THE RECORDS
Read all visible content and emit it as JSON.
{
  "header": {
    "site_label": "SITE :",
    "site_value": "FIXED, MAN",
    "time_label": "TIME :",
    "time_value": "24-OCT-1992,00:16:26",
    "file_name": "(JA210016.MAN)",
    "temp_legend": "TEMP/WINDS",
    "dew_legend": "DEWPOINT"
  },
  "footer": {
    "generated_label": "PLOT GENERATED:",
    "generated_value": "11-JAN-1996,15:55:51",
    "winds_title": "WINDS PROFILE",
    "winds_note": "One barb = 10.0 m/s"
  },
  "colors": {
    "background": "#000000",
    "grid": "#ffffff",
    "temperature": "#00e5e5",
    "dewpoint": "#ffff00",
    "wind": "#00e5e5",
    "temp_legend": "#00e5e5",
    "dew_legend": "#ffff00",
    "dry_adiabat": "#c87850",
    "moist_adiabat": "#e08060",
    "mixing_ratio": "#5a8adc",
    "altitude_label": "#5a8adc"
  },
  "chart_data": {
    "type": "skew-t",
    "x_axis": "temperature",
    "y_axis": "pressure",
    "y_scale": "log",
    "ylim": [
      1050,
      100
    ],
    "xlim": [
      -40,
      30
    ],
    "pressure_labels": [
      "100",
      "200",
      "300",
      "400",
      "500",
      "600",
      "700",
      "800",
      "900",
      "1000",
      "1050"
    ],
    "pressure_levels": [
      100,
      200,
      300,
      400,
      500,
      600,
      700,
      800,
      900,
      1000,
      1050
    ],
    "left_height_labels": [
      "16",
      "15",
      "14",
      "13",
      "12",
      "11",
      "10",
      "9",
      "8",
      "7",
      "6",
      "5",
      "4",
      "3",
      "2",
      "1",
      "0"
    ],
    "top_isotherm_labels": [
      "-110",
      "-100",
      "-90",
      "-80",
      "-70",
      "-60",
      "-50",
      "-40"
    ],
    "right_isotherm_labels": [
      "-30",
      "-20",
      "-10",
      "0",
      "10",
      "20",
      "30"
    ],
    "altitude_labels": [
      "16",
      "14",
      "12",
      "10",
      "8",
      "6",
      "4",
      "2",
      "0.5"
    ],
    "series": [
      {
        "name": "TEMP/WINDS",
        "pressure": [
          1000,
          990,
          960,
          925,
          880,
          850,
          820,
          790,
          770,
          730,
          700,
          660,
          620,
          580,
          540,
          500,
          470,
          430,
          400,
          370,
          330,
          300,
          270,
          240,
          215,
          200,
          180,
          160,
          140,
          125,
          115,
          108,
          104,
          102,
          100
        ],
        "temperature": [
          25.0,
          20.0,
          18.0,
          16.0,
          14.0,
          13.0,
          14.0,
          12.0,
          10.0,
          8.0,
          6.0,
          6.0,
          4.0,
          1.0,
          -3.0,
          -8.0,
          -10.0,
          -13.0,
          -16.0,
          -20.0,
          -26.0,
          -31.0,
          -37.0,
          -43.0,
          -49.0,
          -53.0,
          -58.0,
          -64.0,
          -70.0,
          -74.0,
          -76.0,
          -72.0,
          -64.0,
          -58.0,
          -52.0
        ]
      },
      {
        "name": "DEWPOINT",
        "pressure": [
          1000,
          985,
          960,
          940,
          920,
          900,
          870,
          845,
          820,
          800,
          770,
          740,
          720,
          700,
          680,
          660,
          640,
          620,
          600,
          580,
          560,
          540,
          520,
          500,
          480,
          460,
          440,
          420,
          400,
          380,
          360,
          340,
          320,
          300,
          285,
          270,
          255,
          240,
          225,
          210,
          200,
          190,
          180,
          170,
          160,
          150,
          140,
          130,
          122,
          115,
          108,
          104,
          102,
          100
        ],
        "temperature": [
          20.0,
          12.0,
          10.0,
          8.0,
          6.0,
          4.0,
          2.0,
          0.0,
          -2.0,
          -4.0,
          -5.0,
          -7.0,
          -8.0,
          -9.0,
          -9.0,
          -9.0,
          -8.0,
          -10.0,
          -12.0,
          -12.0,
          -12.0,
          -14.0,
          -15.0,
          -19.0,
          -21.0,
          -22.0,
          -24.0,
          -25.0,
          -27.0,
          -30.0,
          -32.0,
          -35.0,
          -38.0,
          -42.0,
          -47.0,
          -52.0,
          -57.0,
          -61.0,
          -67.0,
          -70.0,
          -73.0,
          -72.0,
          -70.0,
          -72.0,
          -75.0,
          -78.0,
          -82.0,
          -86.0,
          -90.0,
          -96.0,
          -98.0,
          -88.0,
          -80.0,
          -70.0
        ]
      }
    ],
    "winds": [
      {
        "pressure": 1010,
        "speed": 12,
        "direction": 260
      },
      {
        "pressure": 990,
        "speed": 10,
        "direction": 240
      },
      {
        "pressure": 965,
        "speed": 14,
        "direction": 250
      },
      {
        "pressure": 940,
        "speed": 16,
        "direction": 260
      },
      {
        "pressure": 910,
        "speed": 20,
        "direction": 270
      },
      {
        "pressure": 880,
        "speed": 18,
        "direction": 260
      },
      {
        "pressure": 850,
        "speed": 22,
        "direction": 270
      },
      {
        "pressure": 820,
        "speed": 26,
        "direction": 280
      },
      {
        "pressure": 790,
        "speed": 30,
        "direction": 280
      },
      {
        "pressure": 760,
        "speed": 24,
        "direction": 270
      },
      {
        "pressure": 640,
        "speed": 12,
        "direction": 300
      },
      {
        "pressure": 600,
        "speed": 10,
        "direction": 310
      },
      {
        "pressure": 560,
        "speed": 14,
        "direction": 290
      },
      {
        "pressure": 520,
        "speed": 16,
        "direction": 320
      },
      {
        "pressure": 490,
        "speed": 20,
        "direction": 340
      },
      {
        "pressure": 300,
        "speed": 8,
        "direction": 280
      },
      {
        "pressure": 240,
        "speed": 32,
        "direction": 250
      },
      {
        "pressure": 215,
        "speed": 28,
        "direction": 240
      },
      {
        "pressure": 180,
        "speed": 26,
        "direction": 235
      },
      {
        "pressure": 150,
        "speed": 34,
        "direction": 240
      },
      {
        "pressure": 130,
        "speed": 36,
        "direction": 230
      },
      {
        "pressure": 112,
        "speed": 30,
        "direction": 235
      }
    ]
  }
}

PROBLEM TO WORK ON
Exactly reproduce every line of the records.

RESULT
Read all visible content and emit it as JSON.
{
  "header": {
    "site_label": "SITE :",
    "site_value": "FIXED, MAN",
    "time_label": "TIME :",
    "time_value": "24-OCT-1992,00:16:26",
    "file_name": "(JA210016.MAN)",
    "temp_legend": "TEMP/WINDS",
    "dew_legend": "DEWPOINT"
  },
  "footer": {
    "generated_label": "PLOT GENERATED:",
    "generated_value": "11-JAN-1996,15:55:51",
    "winds_title": "WINDS PROFILE",
    "winds_note": "One barb = 10.0 m/s"
  },
  "colors": {
    "background": "#000000",
    "grid": "#ffffff",
    "temperature": "#00e5e5",
    "dewpoint": "#ffff00",
    "wind": "#00e5e5",
    "temp_legend": "#00e5e5",
    "dew_legend": "#ffff00",
    "dry_adiabat": "#c87850",
    "moist_adiabat": "#e08060",
    "mixing_ratio": "#5a8adc",
    "altitude_label": "#5a8adc"
  },
  "chart_data": {
    "type": "skew-t",
    "x_axis": "temperature",
    "y_axis": "pressure",
    "y_scale": "log",
    "ylim": [
      1050,
      100
    ],
    "xlim": [
      -40,
      30
    ],
    "pressure_labels": [
      "100",
      "200",
      "300",
      "400",
      "500",
      "600",
      "700",
      "800",
      "900",
      "1000",
      "1050"
    ],
    "pressure_levels": [
      100,
      200,
      300,
      400,
      500,
      600,
      700,
      800,
      900,
      1000,
      1050
    ],
    "left_height_labels": [
      "16",
      "15",
      "14",
      "13",
      "12",
      "11",
      "10",
      "9",
      "8",
      "7",
      "6",
      "5",
      "4",
      "3",
      "2",
      "1",
      "0"
    ],
    "top_isotherm_labels": [
      "-110",
      "-100",
      "-90",
      "-80",
      "-70",
      "-60",
      "-50",
      "-40"
    ],
    "right_isotherm_labels": [
      "-30",
      "-20",
      "-10",
      "0",
      "10",
      "20",
      "30"
    ],
    "altitude_labels": [
      "16",
      "14",
      "12",
      "10",
      "8",
      "6",
      "4",
      "2",
      "0.5"
    ],
    "series": [
      {
        "name": "TEMP/WINDS",
        "pressure": [
          1000,
          990,
          960,
          925,
          880,
          850,
          820,
          790,
          770,
          730,
          700,
          660,
          620,
          580,
          540,
          500,
          470,
          430,
          400,
          370,
          330,
          300,
          270,
          240,
          215,
          200,
          180,
          160,
          140,
          125,
          115,
          108,
          104,
          102,
          100
        ],
        "temperature": [
          25.0,
          20.0,
          18.0,
          16.0,
          14.0,
          13.0,
          14.0,
          12.0,
          10.0,
          8.0,
          6.0,
          6.0,
          4.0,
          1.0,
          -3.0,
          -8.0,
          -10.0,
          -13.0,
          -16.0,
          -20.0,
          -26.0,
          -31.0,
          -37.0,
          -43.0,
          -49.0,
          -53.0,
          -58.0,
          -64.0,
          -70.0,
          -74.0,
          -76.0,
          -72.0,
          -64.0,
          -58.0,
          -52.0
        ]
      },
      {
        "name": "DEWPOINT",
        "pressure": [
          1000,
          985,
          960,
          940,
          920,
          900,
          870,
          845,
          820,
          800,
          770,
          740,
          720,
          700,
          680,
          660,
          640,
          620,
          600,
          580,
          560,
          540,
          520,
          500,
          480,
          460,
          440,
          420,
          400,
          380,
          360,
          340,
          320,
          300,
          285,
          270,
          255,
          240,
          225,
          210,
          200,
          190,
          180,
          170,
          160,
          150,
          140,
          130,
          122,
          115,
          108,
          104,
          102,
          100
        ],
        "temperature": [
          20.0,
          12.0,
          10.0,
          8.0,
          6.0,
          4.0,
          2.0,
          0.0,
          -2.0,
          -4.0,
          -5.0,
          -7.0,
          -8.0,
          -9.0,
          -9.0,
          -9.0,
          -8.0,
          -10.0,
          -12.0,
          -12.0,
          -12.0,
          -14.0,
          -15.0,
          -19.0,
          -21.0,
          -22.0,
          -24.0,
          -25.0,
          -27.0,
          -30.0,
          -32.0,
          -35.0,
          -38.0,
          -42.0,
          -47.0,
          -52.0,
          -57.0,
          -61.0,
          -67.0,
          -70.0,
          -73.0,
          -72.0,
          -70.0,
          -72.0,
          -75.0,
          -78.0,
          -82.0,
          -86.0,
          -90.0,
          -96.0,
          -98.0,
          -88.0,
          -80.0,
          -70.0
        ]
      }
    ],
    "winds": [
      {
        "pressure": 1010,
        "speed": 12,
        "direction": 260
      },
      {
        "pressure": 990,
        "speed": 10,
        "direction": 240
      },
      {
        "pressure": 965,
        "speed": 14,
        "direction": 250
      },
      {
        "pressure": 940,
        "speed": 16,
        "direction": 260
      },
      {
        "pressure": 910,
        "speed": 20,
        "direction": 270
      },
      {
        "pressure": 880,
        "speed": 18,
        "direction": 260
      },
      {
        "pressure": 850,
        "speed": 22,
        "direction": 270
      },
      {
        "pressure": 820,
        "speed": 26,
        "direction": 280
      },
      {
        "pressure": 790,
        "speed": 30,
        "direction": 280
      },
      {
        "pressure": 760,
        "speed": 24,
        "direction": 270
      },
      {
        "pressure": 640,
        "speed": 12,
        "direction": 300
      },
      {
        "pressure": 600,
        "speed": 10,
        "direction": 310
      },
      {
        "pressure": 560,
        "speed": 14,
        "direction": 290
      },
      {
        "pressure": 520,
        "speed": 16,
        "direction": 320
      },
      {
        "pressure": 490,
        "speed": 20,
        "direction": 340
      },
      {
        "pressure": 300,
        "speed": 8,
        "direction": 280
      },
      {
        "pressure": 240,
        "speed": 32,
        "direction": 250
      },
      {
        "pressure": 215,
        "speed": 28,
        "direction": 240
      },
      {
        "pressure": 180,
        "speed": 26,
        "direction": 235
      },
      {
        "pressure": 150,
        "speed": 34,
        "direction": 240
      },
      {
        "pressure": 130,
        "speed": 36,
        "direction": 230
      },
      {
        "pressure": 112,
        "speed": 30,
        "direction": 235
      }
    ]
  }
}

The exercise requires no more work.